Requirements:
Pick out every line that holds the string "allowing" and copy it.

(Dataset excerpt)
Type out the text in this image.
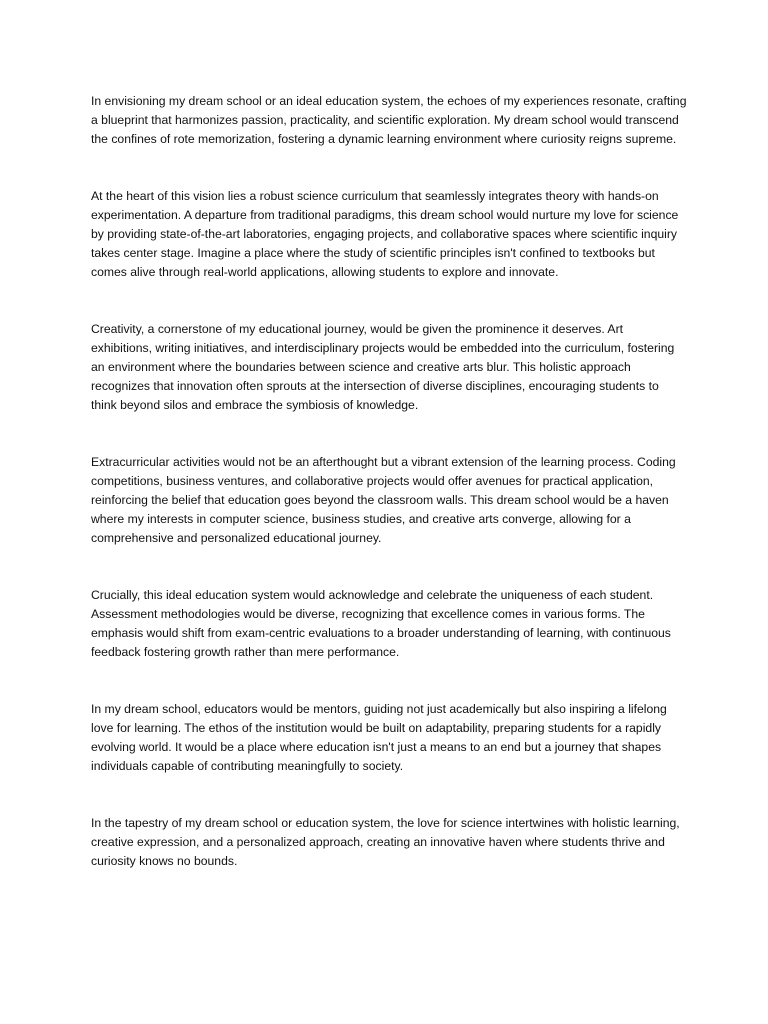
In envisioning my dream school or an ideal education system, the echoes of my experiences resonate, crafting a blueprint that harmonizes passion, practicality, and scientific exploration. My dream school would transcend the confines of rote memorization, fostering a dynamic learning environment where curiosity reigns supreme.

At the heart of this vision lies a robust science curriculum that seamlessly integrates theory with hands-on experimentation. A departure from traditional paradigms, this dream school would nurture my love for science by providing state-of-the-art laboratories, engaging projects, and collaborative spaces where scientific inquiry takes center stage. Imagine a place where the study of scientific principles isn't confined to textbooks but comes alive through real-world applications, allowing students to explore and innovate.

Creativity, a cornerstone of my educational journey, would be given the prominence it deserves. Art exhibitions, writing initiatives, and interdisciplinary projects would be embedded into the curriculum, fostering an environment where the boundaries between science and creative arts blur. This holistic approach recognizes that innovation often sprouts at the intersection of diverse disciplines, encouraging students to think beyond silos and embrace the symbiosis of knowledge.

Extracurricular activities would not be an afterthought but a vibrant extension of the learning process. Coding competitions, business ventures, and collaborative projects would offer avenues for practical application, reinforcing the belief that education goes beyond the classroom walls. This dream school would be a haven where my interests in computer science, business studies, and creative arts converge, allowing for a comprehensive and personalized educational journey.

Crucially, this ideal education system would acknowledge and celebrate the uniqueness of each student. Assessment methodologies would be diverse, recognizing that excellence comes in various forms. The emphasis would shift from exam-centric evaluations to a broader understanding of learning, with continuous feedback fostering growth rather than mere performance.

In my dream school, educators would be mentors, guiding not just academically but also inspiring a lifelong love for learning. The ethos of the institution would be built on adaptability, preparing students for a rapidly evolving world. It would be a place where education isn't just a means to an end but a journey that shapes individuals capable of contributing meaningfully to society.

In the tapestry of my dream school or education system, the love for science intertwines with holistic learning, creative expression, and a personalized approach, creating an innovative haven where students thrive and curiosity knows no bounds.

Full solution:
At the heart of this vision lies a robust science curriculum that seamlessly integrates theory with hands-on experimentation. A departure from traditional paradigms, this dream school would nurture my love for science by providing state-of-the-art laboratories, engaging projects, and collaborative spaces where scientific inquiry takes center stage. Imagine a place where the study of scientific principles isn't confined to textbooks but comes alive through real-world applications, allowing students to explore and innovate.
Extracurricular activities would not be an afterthought but a vibrant extension of the learning process. Coding competitions, business ventures, and collaborative projects would offer avenues for practical application, reinforcing the belief that education goes beyond the classroom walls. This dream school would be a haven where my interests in computer science, business studies, and creative arts converge, allowing for a comprehensive and personalized educational journey.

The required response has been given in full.